MATERIAL SUPPLIED:
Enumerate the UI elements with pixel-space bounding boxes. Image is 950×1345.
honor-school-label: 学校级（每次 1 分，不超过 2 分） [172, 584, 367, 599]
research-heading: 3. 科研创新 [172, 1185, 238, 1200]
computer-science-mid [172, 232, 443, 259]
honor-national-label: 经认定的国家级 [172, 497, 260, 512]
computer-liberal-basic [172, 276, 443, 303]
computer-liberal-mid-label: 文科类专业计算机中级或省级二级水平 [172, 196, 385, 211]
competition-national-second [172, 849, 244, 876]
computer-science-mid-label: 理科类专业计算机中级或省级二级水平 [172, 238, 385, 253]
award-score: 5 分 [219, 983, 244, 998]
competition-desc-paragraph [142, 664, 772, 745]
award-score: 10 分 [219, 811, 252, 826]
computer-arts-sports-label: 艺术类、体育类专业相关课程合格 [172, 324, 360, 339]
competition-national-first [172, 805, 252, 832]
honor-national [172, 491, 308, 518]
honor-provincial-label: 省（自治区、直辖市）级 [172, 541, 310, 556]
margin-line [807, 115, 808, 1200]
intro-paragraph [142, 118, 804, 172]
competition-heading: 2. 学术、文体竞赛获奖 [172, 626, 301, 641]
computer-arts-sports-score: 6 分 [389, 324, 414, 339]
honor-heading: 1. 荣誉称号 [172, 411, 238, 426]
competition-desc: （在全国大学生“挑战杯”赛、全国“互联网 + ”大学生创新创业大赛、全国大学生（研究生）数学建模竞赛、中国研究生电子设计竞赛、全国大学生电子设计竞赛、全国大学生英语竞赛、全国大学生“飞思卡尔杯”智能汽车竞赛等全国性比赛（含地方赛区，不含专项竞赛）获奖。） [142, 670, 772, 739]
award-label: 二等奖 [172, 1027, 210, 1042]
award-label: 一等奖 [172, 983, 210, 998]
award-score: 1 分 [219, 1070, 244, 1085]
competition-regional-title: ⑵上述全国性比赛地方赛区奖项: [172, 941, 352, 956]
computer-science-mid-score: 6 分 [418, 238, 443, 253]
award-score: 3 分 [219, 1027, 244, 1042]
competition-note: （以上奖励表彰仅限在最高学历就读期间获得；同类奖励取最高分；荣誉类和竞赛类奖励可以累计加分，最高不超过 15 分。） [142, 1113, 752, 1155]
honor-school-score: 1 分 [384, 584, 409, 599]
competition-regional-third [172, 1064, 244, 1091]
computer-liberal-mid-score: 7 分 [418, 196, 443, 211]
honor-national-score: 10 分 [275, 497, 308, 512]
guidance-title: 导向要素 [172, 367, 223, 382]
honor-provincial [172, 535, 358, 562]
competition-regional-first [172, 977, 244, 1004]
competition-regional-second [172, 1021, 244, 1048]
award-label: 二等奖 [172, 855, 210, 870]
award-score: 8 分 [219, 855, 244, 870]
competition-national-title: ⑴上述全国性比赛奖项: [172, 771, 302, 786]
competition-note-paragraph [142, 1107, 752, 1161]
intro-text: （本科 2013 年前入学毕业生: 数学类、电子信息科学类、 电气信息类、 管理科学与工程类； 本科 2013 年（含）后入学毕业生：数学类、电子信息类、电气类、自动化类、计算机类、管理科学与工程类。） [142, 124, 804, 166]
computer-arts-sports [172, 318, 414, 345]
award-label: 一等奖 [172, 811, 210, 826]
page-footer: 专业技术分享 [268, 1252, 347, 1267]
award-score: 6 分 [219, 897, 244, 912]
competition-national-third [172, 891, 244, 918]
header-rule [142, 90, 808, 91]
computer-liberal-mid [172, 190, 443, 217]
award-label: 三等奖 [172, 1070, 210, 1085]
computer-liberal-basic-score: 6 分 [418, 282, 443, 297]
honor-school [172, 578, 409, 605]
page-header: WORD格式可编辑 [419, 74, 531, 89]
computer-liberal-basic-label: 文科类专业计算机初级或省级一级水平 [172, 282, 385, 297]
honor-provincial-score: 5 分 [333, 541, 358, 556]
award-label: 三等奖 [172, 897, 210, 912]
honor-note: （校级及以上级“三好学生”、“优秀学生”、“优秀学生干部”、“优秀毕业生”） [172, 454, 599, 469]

GIVEN REQUEST:
Copy out the records from their first line down to the line that contains "honor-national [172, 491, 308, 518]", including both of those lines and leaving every character unchanged.

RESULT FOR THIS EXERCISE:
Enumerate the UI elements with pixel-space bounding boxes. Image is 950×1345.
honor-school-label: 学校级（每次 1 分，不超过 2 分） [172, 584, 367, 599]
research-heading: 3. 科研创新 [172, 1185, 238, 1200]
computer-science-mid [172, 232, 443, 259]
honor-national-label: 经认定的国家级 [172, 497, 260, 512]
computer-liberal-basic [172, 276, 443, 303]
computer-liberal-mid-label: 文科类专业计算机中级或省级二级水平 [172, 196, 385, 211]
competition-national-second [172, 849, 244, 876]
computer-science-mid-label: 理科类专业计算机中级或省级二级水平 [172, 238, 385, 253]
award-score: 5 分 [219, 983, 244, 998]
competition-desc-paragraph [142, 664, 772, 745]
award-score: 10 分 [219, 811, 252, 826]
computer-arts-sports-label: 艺术类、体育类专业相关课程合格 [172, 324, 360, 339]
competition-national-first [172, 805, 252, 832]
honor-national [172, 491, 308, 518]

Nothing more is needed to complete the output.